WORK TO DO: Locate every line in the records below that contains the word "berhubungkait", and copy each one.

DATA PROVIDED:
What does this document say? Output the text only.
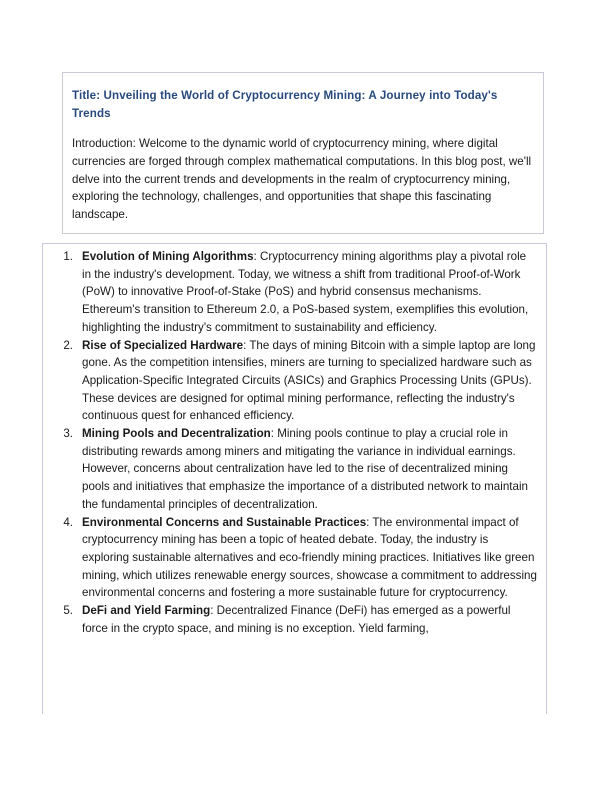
Title: Unveiling the World of Cryptocurrency Mining: A Journey into Today's Trends
Introduction: Welcome to the dynamic world of cryptocurrency mining, where digital currencies are forged through complex mathematical computations. In this blog post, we'll delve into the current trends and developments in the realm of cryptocurrency mining, exploring the technology, challenges, and opportunities that shape this fascinating landscape.
Evolution of Mining Algorithms: Cryptocurrency mining algorithms play a pivotal role in the industry's development. Today, we witness a shift from traditional Proof-of-Work (PoW) to innovative Proof-of-Stake (PoS) and hybrid consensus mechanisms. Ethereum's transition to Ethereum 2.0, a PoS-based system, exemplifies this evolution, highlighting the industry's commitment to sustainability and efficiency.
Rise of Specialized Hardware: The days of mining Bitcoin with a simple laptop are long gone. As the competition intensifies, miners are turning to specialized hardware such as Application-Specific Integrated Circuits (ASICs) and Graphics Processing Units (GPUs). These devices are designed for optimal mining performance, reflecting the industry's continuous quest for enhanced efficiency.
Mining Pools and Decentralization: Mining pools continue to play a crucial role in distributing rewards among miners and mitigating the variance in individual earnings. However, concerns about centralization have led to the rise of decentralized mining pools and initiatives that emphasize the importance of a distributed network to maintain the fundamental principles of decentralization.
Environmental Concerns and Sustainable Practices: The environmental impact of cryptocurrency mining has been a topic of heated debate. Today, the industry is exploring sustainable alternatives and eco-friendly mining practices. Initiatives like green mining, which utilizes renewable energy sources, showcase a commitment to addressing environmental concerns and fostering a more sustainable future for cryptocurrency.
DeFi and Yield Farming: Decentralized Finance (DeFi) has emerged as a powerful force in the crypto space, and mining is no exception. Yield farming,
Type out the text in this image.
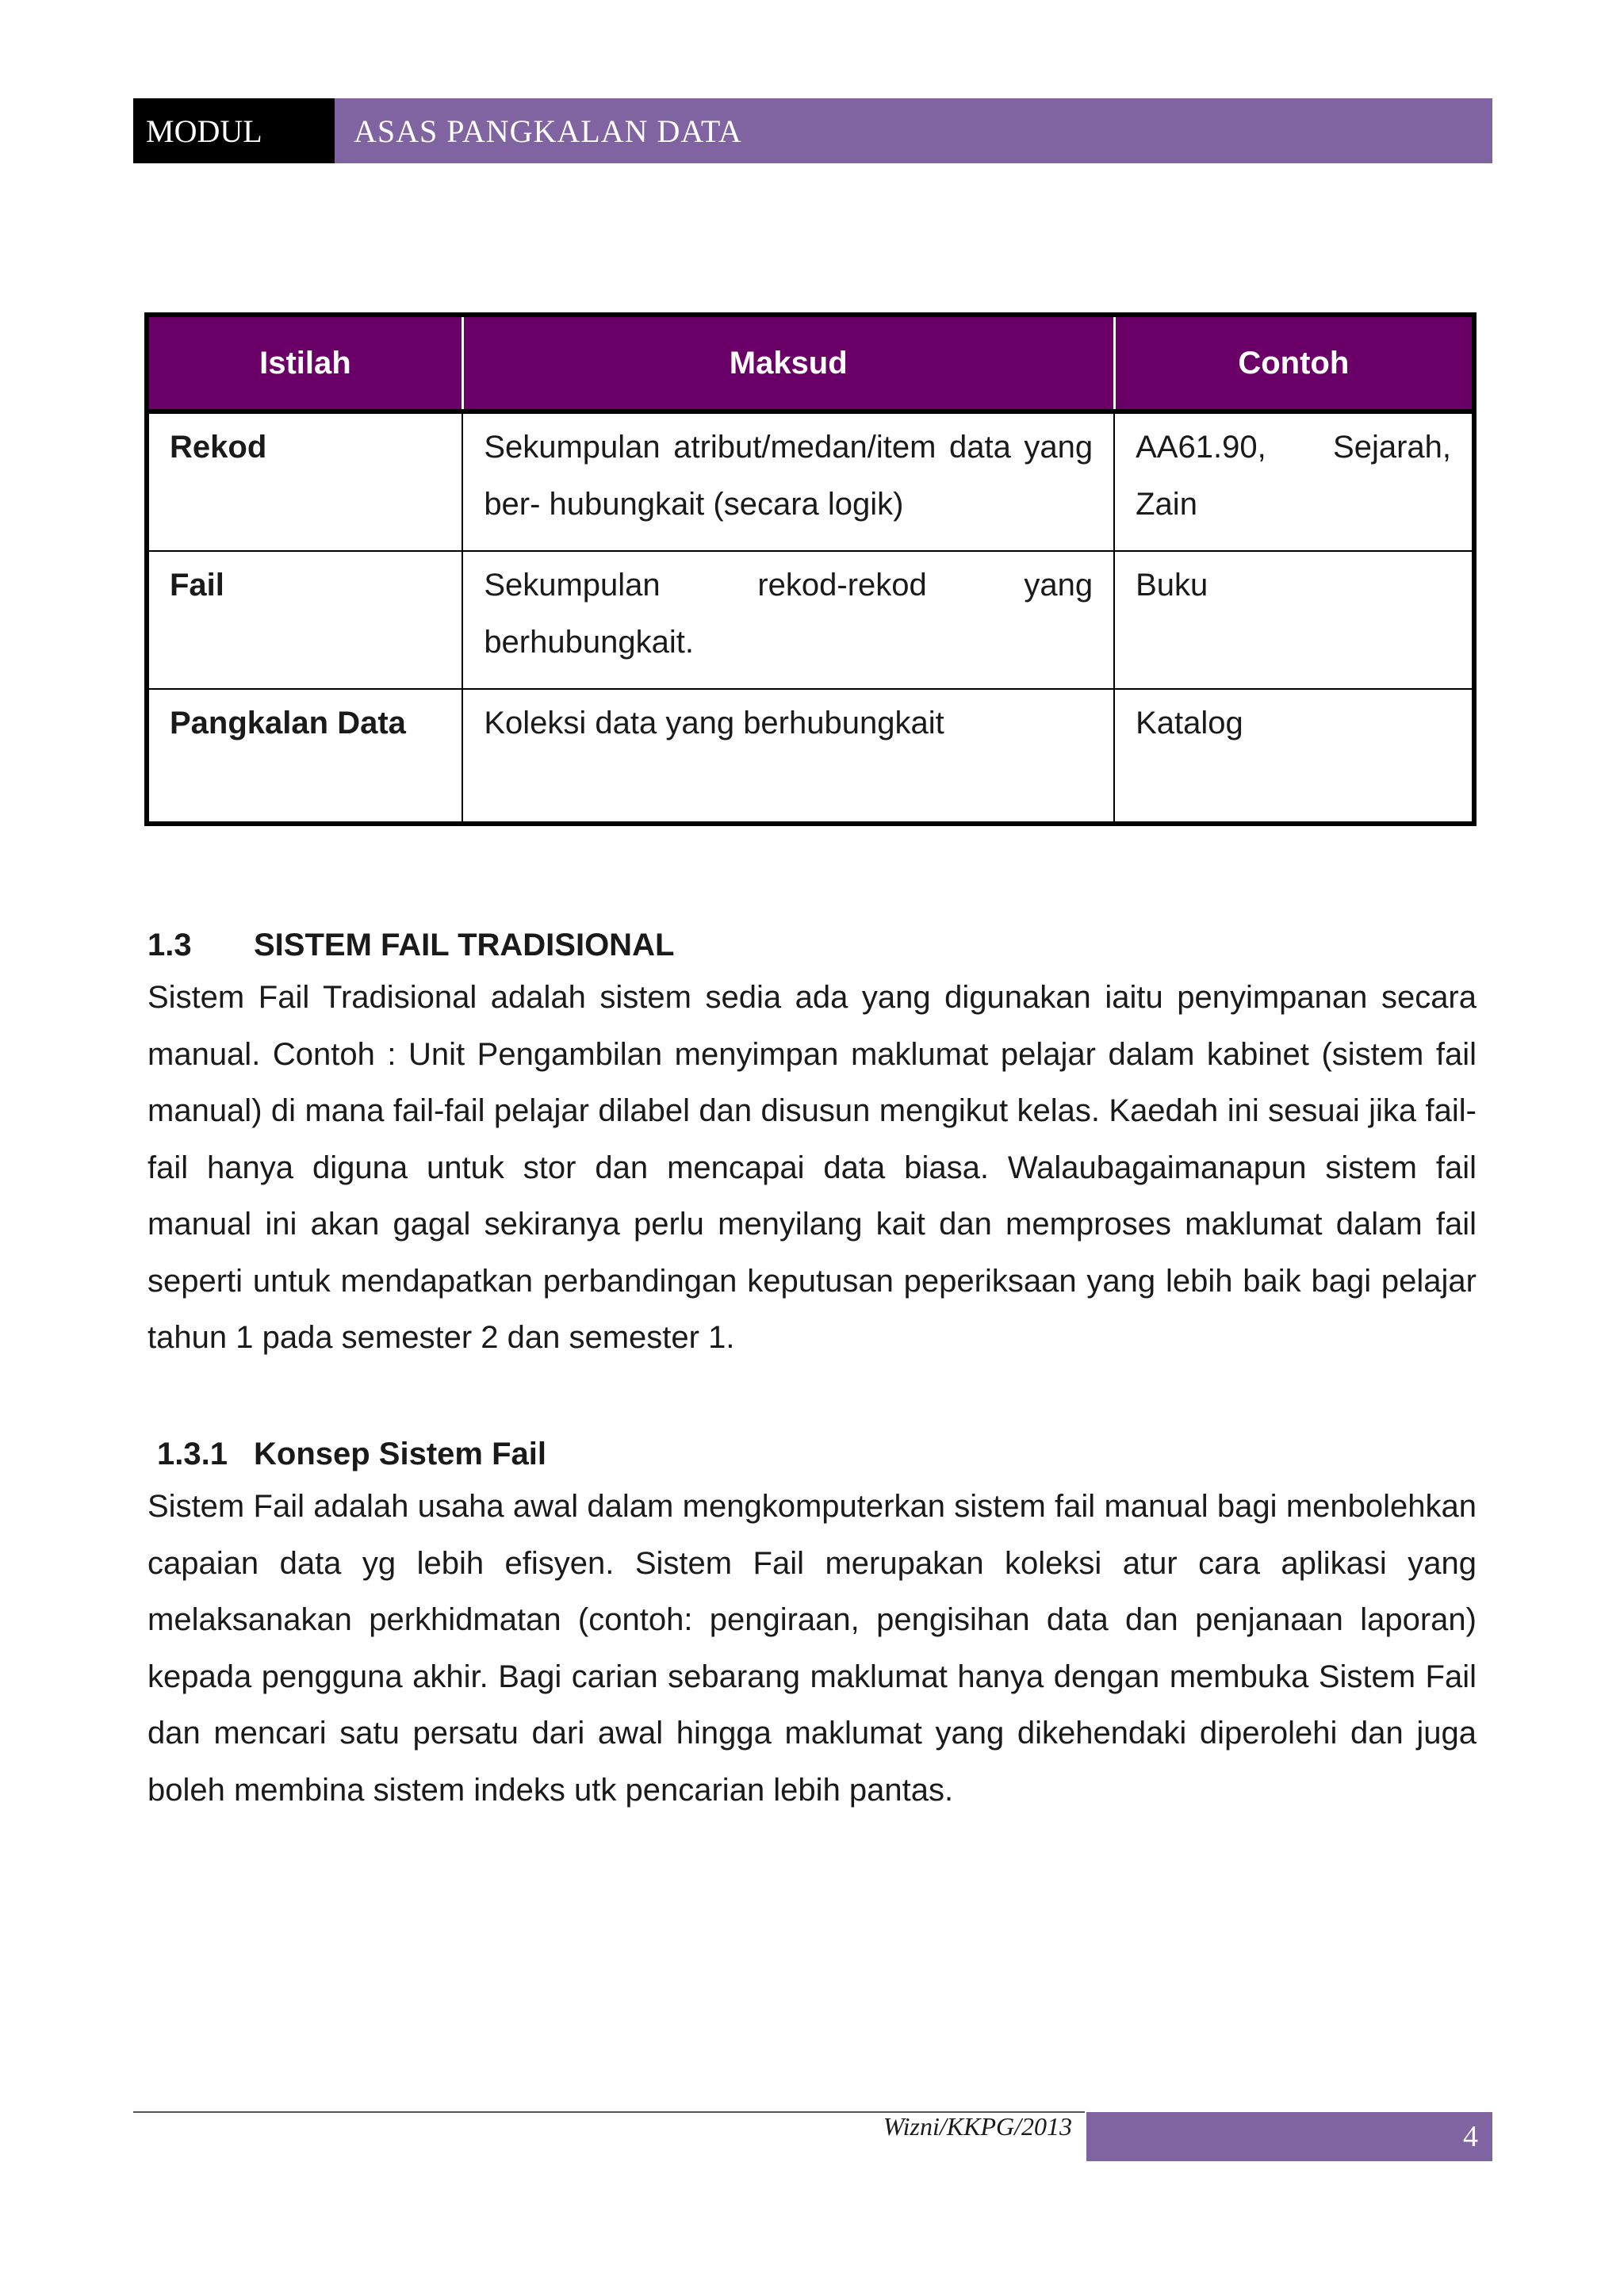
MODUL	ASAS PANGKALAN DATA
Istilah	Maksud	Contoh
Rekod	Sekumpulan atribut/medan/item data yang ber- hubungkait (secara logik)	AA61.90, Sejarah, Zain
Fail	Sekumpulan rekod-rekod yang berhubungkait.	Buku
Pangkalan Data	Koleksi data yang berhubungkait	Katalog
1.3	SISTEM FAIL TRADISIONAL
Sistem Fail Tradisional adalah sistem sedia ada yang digunakan iaitu penyimpanan secara manual. Contoh : Unit Pengambilan menyimpan maklumat pelajar dalam kabinet (sistem fail manual) di mana fail-fail pelajar dilabel dan disusun mengikut kelas. Kaedah ini sesuai jika fail-fail hanya diguna untuk stor dan mencapai data biasa. Walaubagaimanapun sistem fail manual ini akan gagal sekiranya perlu menyilang kait dan memproses maklumat dalam fail seperti untuk mendapatkan perbandingan keputusan peperiksaan yang lebih baik bagi pelajar tahun 1 pada semester 2 dan semester 1.
1.3.1 Konsep Sistem Fail
Sistem Fail adalah usaha awal dalam mengkomputerkan sistem fail manual bagi menbolehkan capaian data yg lebih efisyen. Sistem Fail merupakan koleksi atur cara aplikasi yang melaksanakan perkhidmatan (contoh: pengiraan, pengisihan data dan penjanaan laporan) kepada pengguna akhir. Bagi carian sebarang maklumat hanya dengan membuka Sistem Fail dan mencari satu persatu dari awal hingga maklumat yang dikehendaki diperolehi dan juga boleh membina sistem indeks utk pencarian lebih pantas.
Wizni/KKPG/2013	4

RESPONSE:
Fail	Sekumpulan rekod-rekod yang berhubungkait.	Buku
Pangkalan Data	Koleksi data yang berhubungkait	Katalog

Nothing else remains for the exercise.